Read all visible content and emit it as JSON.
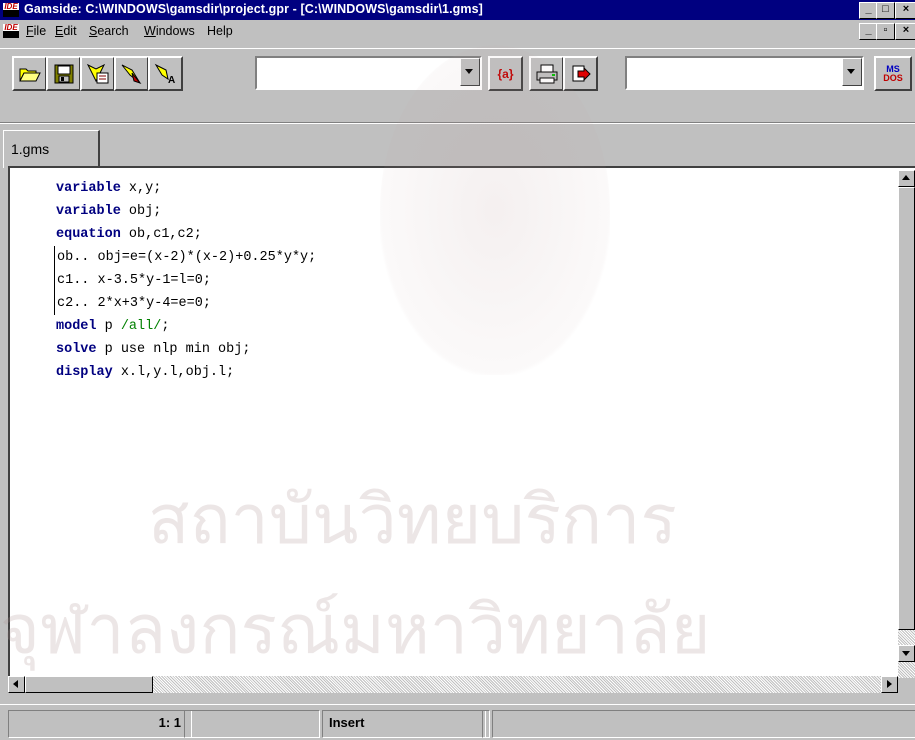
{
  "window": {
    "title": "Gamside: C:\\WINDOWS\\gamsdir\\project.gpr - [C:\\WINDOWS\\gamsdir\\1.gms]",
    "app_icon": "IDE",
    "controls": [
      "_",
      "□",
      "×"
    ],
    "mdi_controls": [
      "_",
      "▫",
      "×"
    ]
  },
  "menu": {
    "items": [
      {
        "label": "File",
        "accel": "F",
        "rest": "ile"
      },
      {
        "label": "Edit",
        "accel": "E",
        "rest": "dit"
      },
      {
        "label": "Search",
        "accel": "S",
        "rest": "earch"
      },
      {
        "label": "Windows",
        "accel": "W",
        "rest": "indows"
      },
      {
        "label": "Help",
        "accel": "",
        "rest": "Help"
      }
    ]
  },
  "toolbar": {
    "combo1_value": "",
    "model_button_label": "{a}",
    "combo2_value": "",
    "msdos_label_top": "MS",
    "msdos_label_bottom": "DOS"
  },
  "tabs": [
    {
      "label": "1.gms",
      "active": true
    }
  ],
  "editor": {
    "lines": [
      [
        {
          "t": "variable",
          "c": "kw"
        },
        {
          "t": " x,y;",
          "c": ""
        }
      ],
      [
        {
          "t": "variable",
          "c": "kw"
        },
        {
          "t": " obj;",
          "c": ""
        }
      ],
      [
        {
          "t": "equation",
          "c": "kw"
        },
        {
          "t": " ob,c1,c2;",
          "c": ""
        }
      ],
      [
        {
          "t": "ob.. obj=e=(x-2)*(x-2)+0.25*y*y;",
          "c": ""
        }
      ],
      [
        {
          "t": "c1.. x-3.5*y-1=l=0;",
          "c": ""
        }
      ],
      [
        {
          "t": "c2.. 2*x+3*y-4=e=0;",
          "c": ""
        }
      ],
      [
        {
          "t": "model",
          "c": "kw"
        },
        {
          "t": " p ",
          "c": ""
        },
        {
          "t": "/all/",
          "c": "set"
        },
        {
          "t": ";",
          "c": ""
        }
      ],
      [
        {
          "t": "solve",
          "c": "kw"
        },
        {
          "t": " p use nlp min obj;",
          "c": ""
        }
      ],
      [
        {
          "t": "display",
          "c": "kw"
        },
        {
          "t": " x.l,y.l,obj.l;",
          "c": ""
        }
      ]
    ]
  },
  "status": {
    "position": "1: 1",
    "mode": "Insert",
    "message": ""
  },
  "watermark": {
    "line1": "สถาบันวิทยบริการ",
    "line2": "จุฬาลงกรณ์มหาวิทยาลัย"
  },
  "colors": {
    "titlebar": "#000080",
    "keyword": "#000080",
    "set_literal": "#008000",
    "face": "#c0c0c0"
  }
}
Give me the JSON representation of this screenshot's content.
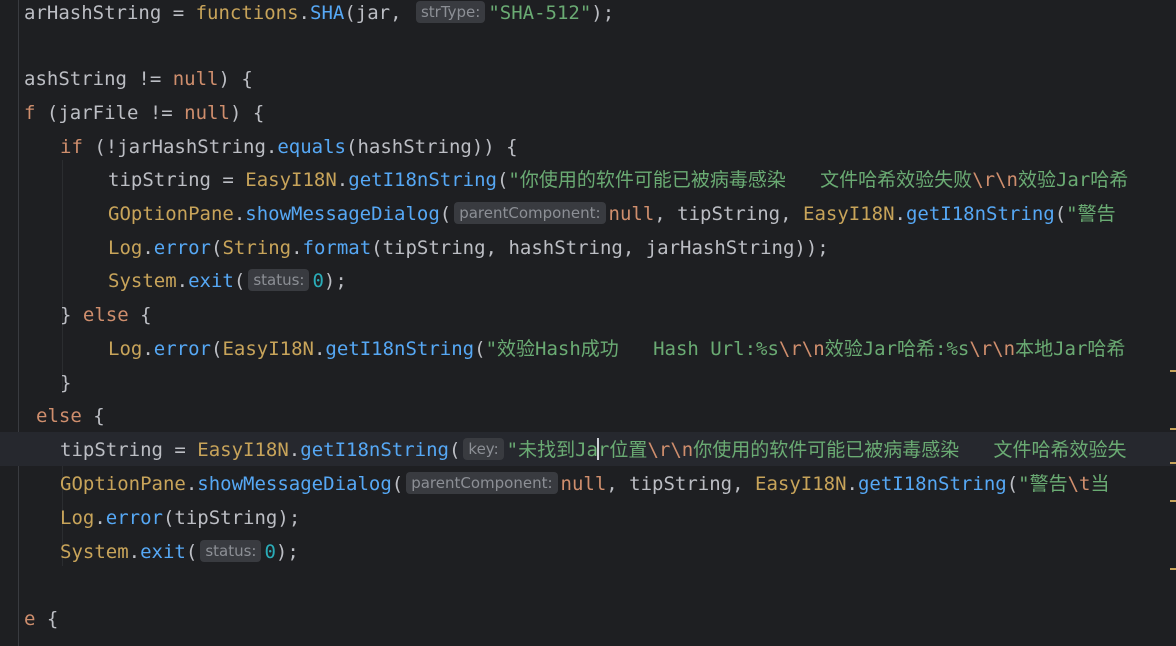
{
  "editor": {
    "lines": [
      {
        "id": "l1",
        "tokens": [
          {
            "t": "arHashString = ",
            "c": "plain"
          },
          {
            "t": "functions",
            "c": "cls"
          },
          {
            "t": ".",
            "c": "plain"
          },
          {
            "t": "SHA",
            "c": "fn"
          },
          {
            "t": "(jar, ",
            "c": "plain"
          },
          {
            "h": "strType:"
          },
          {
            "t": "\"SHA-512\"",
            "c": "str"
          },
          {
            "t": ");",
            "c": "plain"
          }
        ]
      },
      {
        "id": "l2",
        "tokens": []
      },
      {
        "id": "l3",
        "tokens": [
          {
            "t": "ashString != ",
            "c": "plain"
          },
          {
            "t": "null",
            "c": "kw"
          },
          {
            "t": ") {",
            "c": "plain"
          }
        ]
      },
      {
        "id": "l4",
        "tokens": [
          {
            "t": "f",
            "c": "kw"
          },
          {
            "t": " (jarFile != ",
            "c": "plain"
          },
          {
            "t": "null",
            "c": "kw"
          },
          {
            "t": ") {",
            "c": "plain"
          }
        ]
      },
      {
        "id": "l5",
        "tokens": [
          {
            "t": "if",
            "c": "kw"
          },
          {
            "t": " (!jarHashString.",
            "c": "plain"
          },
          {
            "t": "equals",
            "c": "fn"
          },
          {
            "t": "(hashString)) {",
            "c": "plain"
          }
        ]
      },
      {
        "id": "l6",
        "tokens": [
          {
            "t": "tipString = ",
            "c": "plain"
          },
          {
            "t": "EasyI18N",
            "c": "cls"
          },
          {
            "t": ".",
            "c": "plain"
          },
          {
            "t": "getI18nString",
            "c": "fn"
          },
          {
            "t": "(",
            "c": "plain"
          },
          {
            "t": "\"你使用的软件可能已被病毒感染   文件哈希效验失败",
            "c": "str"
          },
          {
            "t": "\\r\\n",
            "c": "esc"
          },
          {
            "t": "效验Jar哈希",
            "c": "str"
          }
        ]
      },
      {
        "id": "l7",
        "tokens": [
          {
            "t": "GOptionPane",
            "c": "cls"
          },
          {
            "t": ".",
            "c": "plain"
          },
          {
            "t": "showMessageDialog",
            "c": "fn"
          },
          {
            "t": "(",
            "c": "plain"
          },
          {
            "h": "parentComponent:"
          },
          {
            "t": "null",
            "c": "kw"
          },
          {
            "t": ", tipString, ",
            "c": "plain"
          },
          {
            "t": "EasyI18N",
            "c": "cls"
          },
          {
            "t": ".",
            "c": "plain"
          },
          {
            "t": "getI18nString",
            "c": "fn"
          },
          {
            "t": "(",
            "c": "plain"
          },
          {
            "t": "\"警告",
            "c": "str"
          }
        ]
      },
      {
        "id": "l8",
        "tokens": [
          {
            "t": "Log",
            "c": "cls"
          },
          {
            "t": ".",
            "c": "plain"
          },
          {
            "t": "error",
            "c": "fn"
          },
          {
            "t": "(",
            "c": "plain"
          },
          {
            "t": "String",
            "c": "cls"
          },
          {
            "t": ".",
            "c": "plain"
          },
          {
            "t": "format",
            "c": "fn"
          },
          {
            "t": "(tipString, hashString, jarHashString));",
            "c": "plain"
          }
        ]
      },
      {
        "id": "l9",
        "tokens": [
          {
            "t": "System",
            "c": "cls"
          },
          {
            "t": ".",
            "c": "plain"
          },
          {
            "t": "exit",
            "c": "fn"
          },
          {
            "t": "(",
            "c": "plain"
          },
          {
            "h": "status:"
          },
          {
            "t": "0",
            "c": "num"
          },
          {
            "t": ");",
            "c": "plain"
          }
        ]
      },
      {
        "id": "l10",
        "tokens": [
          {
            "t": "} ",
            "c": "plain"
          },
          {
            "t": "else",
            "c": "kw"
          },
          {
            "t": " {",
            "c": "plain"
          }
        ]
      },
      {
        "id": "l11",
        "tokens": [
          {
            "t": "Log",
            "c": "cls"
          },
          {
            "t": ".",
            "c": "plain"
          },
          {
            "t": "error",
            "c": "fn"
          },
          {
            "t": "(",
            "c": "plain"
          },
          {
            "t": "EasyI18N",
            "c": "cls"
          },
          {
            "t": ".",
            "c": "plain"
          },
          {
            "t": "getI18nString",
            "c": "fn"
          },
          {
            "t": "(",
            "c": "plain"
          },
          {
            "t": "\"效验Hash成功   Hash Url:%s",
            "c": "str"
          },
          {
            "t": "\\r\\n",
            "c": "esc"
          },
          {
            "t": "效验Jar哈希:%s",
            "c": "str"
          },
          {
            "t": "\\r\\n",
            "c": "esc"
          },
          {
            "t": "本地Jar哈希",
            "c": "str"
          }
        ]
      },
      {
        "id": "l12",
        "tokens": [
          {
            "t": "}",
            "c": "plain"
          }
        ]
      },
      {
        "id": "l13",
        "tokens": [
          {
            "t": "else",
            "c": "kw"
          },
          {
            "t": " {",
            "c": "plain"
          }
        ]
      },
      {
        "id": "l14",
        "tokens": [
          {
            "t": "tipString = ",
            "c": "plain"
          },
          {
            "t": "EasyI18N",
            "c": "cls"
          },
          {
            "t": ".",
            "c": "plain"
          },
          {
            "t": "getI18nString",
            "c": "fn"
          },
          {
            "t": "(",
            "c": "plain"
          },
          {
            "h": "key:"
          },
          {
            "t": "\"未找到Ja",
            "c": "str"
          },
          {
            "caret": true
          },
          {
            "t": "r位置",
            "c": "str"
          },
          {
            "t": "\\r\\n",
            "c": "esc"
          },
          {
            "t": "你使用的软件可能已被病毒感染   文件哈希效验失",
            "c": "str"
          }
        ]
      },
      {
        "id": "l15",
        "tokens": [
          {
            "t": "GOptionPane",
            "c": "cls"
          },
          {
            "t": ".",
            "c": "plain"
          },
          {
            "t": "showMessageDialog",
            "c": "fn"
          },
          {
            "t": "(",
            "c": "plain"
          },
          {
            "h": "parentComponent:"
          },
          {
            "t": "null",
            "c": "kw"
          },
          {
            "t": ", tipString, ",
            "c": "plain"
          },
          {
            "t": "EasyI18N",
            "c": "cls"
          },
          {
            "t": ".",
            "c": "plain"
          },
          {
            "t": "getI18nString",
            "c": "fn"
          },
          {
            "t": "(",
            "c": "plain"
          },
          {
            "t": "\"警告",
            "c": "str"
          },
          {
            "t": "\\t",
            "c": "esc"
          },
          {
            "t": "当",
            "c": "str"
          }
        ]
      },
      {
        "id": "l16",
        "tokens": [
          {
            "t": "Log",
            "c": "cls"
          },
          {
            "t": ".",
            "c": "plain"
          },
          {
            "t": "error",
            "c": "fn"
          },
          {
            "t": "(tipString);",
            "c": "plain"
          }
        ]
      },
      {
        "id": "l17",
        "tokens": [
          {
            "t": "System",
            "c": "cls"
          },
          {
            "t": ".",
            "c": "plain"
          },
          {
            "t": "exit",
            "c": "fn"
          },
          {
            "t": "(",
            "c": "plain"
          },
          {
            "h": "status:"
          },
          {
            "t": "0",
            "c": "num"
          },
          {
            "t": ");",
            "c": "plain"
          }
        ]
      },
      {
        "id": "l18",
        "tokens": []
      },
      {
        "id": "l19",
        "tokens": [
          {
            "t": "e",
            "c": "kw"
          },
          {
            "t": " {",
            "c": "plain"
          }
        ]
      }
    ]
  }
}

= = =

Select and copy every line of the material that holds the string "JSON".

Read all visible content and emit it as JSON.
Give me the JSON representation of this screenshot's content.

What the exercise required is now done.